(Recorded data)
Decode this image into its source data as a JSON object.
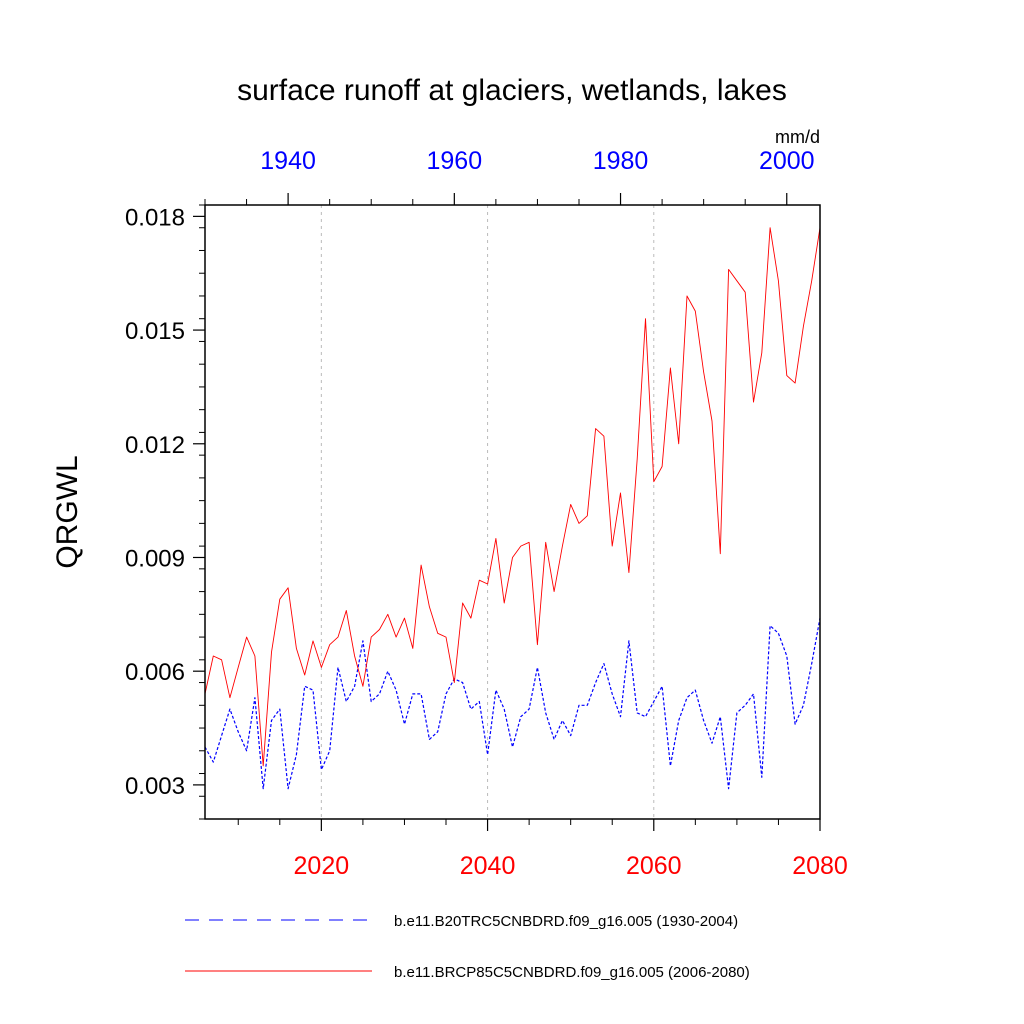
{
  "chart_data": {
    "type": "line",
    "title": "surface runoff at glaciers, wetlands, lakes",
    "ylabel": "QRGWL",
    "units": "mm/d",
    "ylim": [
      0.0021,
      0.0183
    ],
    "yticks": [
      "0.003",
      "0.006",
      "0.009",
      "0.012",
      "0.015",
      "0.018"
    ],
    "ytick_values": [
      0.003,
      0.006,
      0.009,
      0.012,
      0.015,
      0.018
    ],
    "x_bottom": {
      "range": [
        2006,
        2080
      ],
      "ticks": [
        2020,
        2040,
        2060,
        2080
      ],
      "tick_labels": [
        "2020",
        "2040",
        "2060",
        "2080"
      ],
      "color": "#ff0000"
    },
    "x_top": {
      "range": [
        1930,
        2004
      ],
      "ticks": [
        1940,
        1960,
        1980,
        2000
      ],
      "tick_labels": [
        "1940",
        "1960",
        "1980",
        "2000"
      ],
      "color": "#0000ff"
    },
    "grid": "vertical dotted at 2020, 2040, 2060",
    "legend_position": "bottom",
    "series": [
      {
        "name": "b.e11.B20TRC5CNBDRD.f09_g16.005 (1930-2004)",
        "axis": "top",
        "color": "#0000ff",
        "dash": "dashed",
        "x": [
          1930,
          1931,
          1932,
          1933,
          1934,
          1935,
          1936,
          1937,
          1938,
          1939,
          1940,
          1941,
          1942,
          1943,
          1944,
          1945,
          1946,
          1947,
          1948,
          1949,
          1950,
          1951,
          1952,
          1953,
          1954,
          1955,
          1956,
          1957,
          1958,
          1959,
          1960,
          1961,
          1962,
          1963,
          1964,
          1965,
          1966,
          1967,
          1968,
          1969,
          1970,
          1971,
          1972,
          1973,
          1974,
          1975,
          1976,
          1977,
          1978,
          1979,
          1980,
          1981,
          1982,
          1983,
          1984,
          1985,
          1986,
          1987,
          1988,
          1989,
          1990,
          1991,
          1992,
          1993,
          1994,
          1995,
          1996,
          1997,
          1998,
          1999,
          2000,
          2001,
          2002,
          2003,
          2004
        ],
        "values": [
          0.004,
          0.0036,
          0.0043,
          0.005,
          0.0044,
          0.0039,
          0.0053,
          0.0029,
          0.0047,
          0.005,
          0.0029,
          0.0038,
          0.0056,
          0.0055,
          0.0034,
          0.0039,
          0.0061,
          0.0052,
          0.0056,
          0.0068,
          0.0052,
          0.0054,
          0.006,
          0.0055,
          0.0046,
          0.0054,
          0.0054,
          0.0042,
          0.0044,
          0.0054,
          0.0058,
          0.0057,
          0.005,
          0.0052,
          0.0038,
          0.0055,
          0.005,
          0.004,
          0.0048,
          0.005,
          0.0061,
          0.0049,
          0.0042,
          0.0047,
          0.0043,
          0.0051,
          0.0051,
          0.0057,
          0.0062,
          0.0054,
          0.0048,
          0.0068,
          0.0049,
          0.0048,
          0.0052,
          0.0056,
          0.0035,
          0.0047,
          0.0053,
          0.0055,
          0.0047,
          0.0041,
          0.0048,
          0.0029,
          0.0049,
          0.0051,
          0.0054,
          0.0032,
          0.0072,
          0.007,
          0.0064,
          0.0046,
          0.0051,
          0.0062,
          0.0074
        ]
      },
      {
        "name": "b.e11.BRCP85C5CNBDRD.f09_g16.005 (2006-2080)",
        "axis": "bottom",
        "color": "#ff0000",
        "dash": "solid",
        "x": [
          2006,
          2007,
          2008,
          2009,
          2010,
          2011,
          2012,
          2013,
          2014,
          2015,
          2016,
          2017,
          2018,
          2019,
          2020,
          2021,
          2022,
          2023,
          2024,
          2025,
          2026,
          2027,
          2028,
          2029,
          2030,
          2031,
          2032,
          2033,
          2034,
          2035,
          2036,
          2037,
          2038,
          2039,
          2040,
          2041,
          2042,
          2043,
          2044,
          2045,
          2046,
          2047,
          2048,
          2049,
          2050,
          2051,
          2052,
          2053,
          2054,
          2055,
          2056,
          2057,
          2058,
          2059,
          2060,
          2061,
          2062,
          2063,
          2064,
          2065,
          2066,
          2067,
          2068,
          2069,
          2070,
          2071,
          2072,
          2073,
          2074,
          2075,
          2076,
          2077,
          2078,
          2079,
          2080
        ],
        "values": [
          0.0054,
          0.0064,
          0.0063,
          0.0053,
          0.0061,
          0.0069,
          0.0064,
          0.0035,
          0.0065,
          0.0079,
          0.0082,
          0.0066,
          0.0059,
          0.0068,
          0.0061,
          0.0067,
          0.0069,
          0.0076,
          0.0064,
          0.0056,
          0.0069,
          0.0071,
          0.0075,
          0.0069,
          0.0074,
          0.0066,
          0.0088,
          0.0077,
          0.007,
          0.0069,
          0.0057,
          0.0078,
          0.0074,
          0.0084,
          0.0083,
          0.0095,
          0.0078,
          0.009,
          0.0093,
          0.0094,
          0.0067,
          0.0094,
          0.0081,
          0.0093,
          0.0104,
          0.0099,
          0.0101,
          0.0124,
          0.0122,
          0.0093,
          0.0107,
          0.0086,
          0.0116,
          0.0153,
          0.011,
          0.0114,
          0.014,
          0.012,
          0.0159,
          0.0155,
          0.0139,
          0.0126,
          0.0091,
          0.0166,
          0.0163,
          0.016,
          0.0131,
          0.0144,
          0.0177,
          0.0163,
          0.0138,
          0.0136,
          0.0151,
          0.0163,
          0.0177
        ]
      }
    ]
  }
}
--
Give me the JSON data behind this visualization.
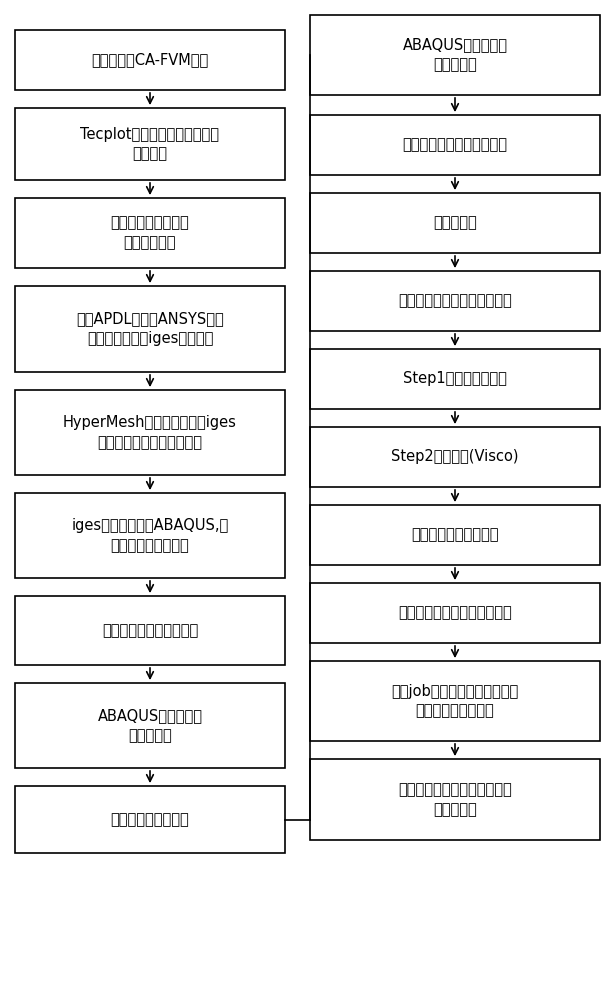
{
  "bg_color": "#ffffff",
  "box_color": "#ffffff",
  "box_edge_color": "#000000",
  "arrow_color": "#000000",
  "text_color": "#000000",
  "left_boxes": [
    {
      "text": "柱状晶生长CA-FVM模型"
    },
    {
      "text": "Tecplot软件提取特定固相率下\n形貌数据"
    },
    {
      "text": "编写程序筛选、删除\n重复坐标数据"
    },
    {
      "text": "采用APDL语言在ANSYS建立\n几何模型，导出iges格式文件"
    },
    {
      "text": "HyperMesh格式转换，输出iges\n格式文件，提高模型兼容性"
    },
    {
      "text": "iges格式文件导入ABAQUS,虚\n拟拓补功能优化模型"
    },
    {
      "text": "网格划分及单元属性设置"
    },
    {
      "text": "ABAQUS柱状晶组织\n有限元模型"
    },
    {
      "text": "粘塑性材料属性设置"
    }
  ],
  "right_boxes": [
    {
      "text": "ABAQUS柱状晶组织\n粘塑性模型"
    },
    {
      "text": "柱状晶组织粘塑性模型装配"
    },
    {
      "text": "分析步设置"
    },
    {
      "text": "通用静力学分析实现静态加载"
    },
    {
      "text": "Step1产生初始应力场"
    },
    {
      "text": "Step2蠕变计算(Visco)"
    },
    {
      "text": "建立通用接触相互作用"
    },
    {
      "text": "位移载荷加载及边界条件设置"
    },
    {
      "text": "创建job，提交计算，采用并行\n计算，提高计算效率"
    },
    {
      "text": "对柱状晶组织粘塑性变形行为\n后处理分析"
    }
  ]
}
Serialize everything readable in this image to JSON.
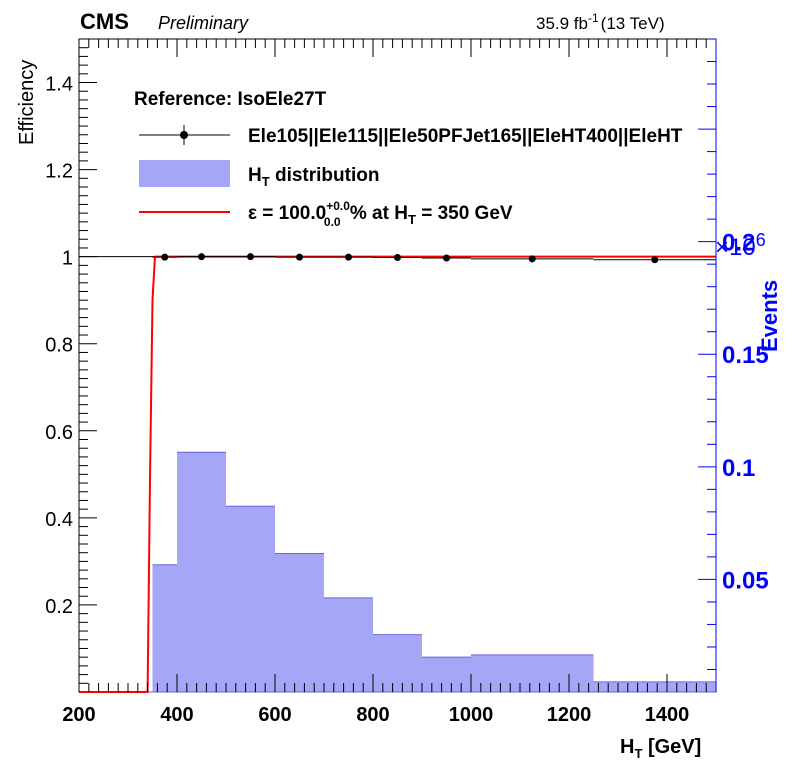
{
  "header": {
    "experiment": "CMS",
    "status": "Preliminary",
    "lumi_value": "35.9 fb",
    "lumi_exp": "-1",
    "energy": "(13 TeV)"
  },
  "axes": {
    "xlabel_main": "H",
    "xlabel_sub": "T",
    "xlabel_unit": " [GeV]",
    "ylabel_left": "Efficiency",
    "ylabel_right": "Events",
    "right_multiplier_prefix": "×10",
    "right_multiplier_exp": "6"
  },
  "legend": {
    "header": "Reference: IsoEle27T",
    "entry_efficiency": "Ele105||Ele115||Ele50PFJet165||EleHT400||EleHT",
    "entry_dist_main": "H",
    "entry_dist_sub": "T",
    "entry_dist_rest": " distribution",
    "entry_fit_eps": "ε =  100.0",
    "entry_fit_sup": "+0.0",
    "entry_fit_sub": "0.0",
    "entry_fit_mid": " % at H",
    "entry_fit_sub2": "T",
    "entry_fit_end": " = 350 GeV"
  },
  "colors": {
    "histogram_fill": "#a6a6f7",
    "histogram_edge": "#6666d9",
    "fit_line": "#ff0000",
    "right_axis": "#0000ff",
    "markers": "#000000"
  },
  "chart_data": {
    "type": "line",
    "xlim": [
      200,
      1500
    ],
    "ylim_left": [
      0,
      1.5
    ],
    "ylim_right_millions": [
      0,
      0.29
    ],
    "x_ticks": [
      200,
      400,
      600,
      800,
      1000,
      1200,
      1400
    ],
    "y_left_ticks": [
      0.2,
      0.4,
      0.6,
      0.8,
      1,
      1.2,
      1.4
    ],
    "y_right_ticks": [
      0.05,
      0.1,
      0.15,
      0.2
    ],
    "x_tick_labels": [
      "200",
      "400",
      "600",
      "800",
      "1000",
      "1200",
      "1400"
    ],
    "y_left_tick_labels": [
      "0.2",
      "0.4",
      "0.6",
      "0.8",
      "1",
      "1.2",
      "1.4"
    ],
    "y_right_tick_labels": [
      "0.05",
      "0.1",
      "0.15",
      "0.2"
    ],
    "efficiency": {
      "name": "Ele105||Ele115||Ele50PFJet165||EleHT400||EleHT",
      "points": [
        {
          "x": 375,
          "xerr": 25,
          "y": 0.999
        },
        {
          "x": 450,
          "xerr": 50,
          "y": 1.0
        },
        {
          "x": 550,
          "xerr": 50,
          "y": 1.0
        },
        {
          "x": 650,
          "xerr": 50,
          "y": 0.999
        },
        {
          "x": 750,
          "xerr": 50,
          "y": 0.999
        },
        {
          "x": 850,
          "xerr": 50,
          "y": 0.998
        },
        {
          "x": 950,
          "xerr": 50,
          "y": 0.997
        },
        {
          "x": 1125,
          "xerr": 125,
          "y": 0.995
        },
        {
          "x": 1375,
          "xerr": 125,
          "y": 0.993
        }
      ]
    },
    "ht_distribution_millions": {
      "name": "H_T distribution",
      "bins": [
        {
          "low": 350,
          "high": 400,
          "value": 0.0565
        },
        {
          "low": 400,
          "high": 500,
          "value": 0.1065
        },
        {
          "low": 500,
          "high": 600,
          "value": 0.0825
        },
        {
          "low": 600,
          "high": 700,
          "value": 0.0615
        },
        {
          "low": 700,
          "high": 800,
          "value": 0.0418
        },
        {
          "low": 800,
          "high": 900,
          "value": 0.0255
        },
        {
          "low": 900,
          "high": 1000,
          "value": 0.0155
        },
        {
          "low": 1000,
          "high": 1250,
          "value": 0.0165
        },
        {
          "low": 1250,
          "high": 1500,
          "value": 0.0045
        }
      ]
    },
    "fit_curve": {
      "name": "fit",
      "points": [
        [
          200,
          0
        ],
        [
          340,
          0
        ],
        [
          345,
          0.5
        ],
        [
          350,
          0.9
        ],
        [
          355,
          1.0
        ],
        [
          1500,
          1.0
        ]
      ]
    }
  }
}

● **Exercise aim**
Find every line in the listing that holds the string "high", then say how many there are as a bare number.

● **Result**
9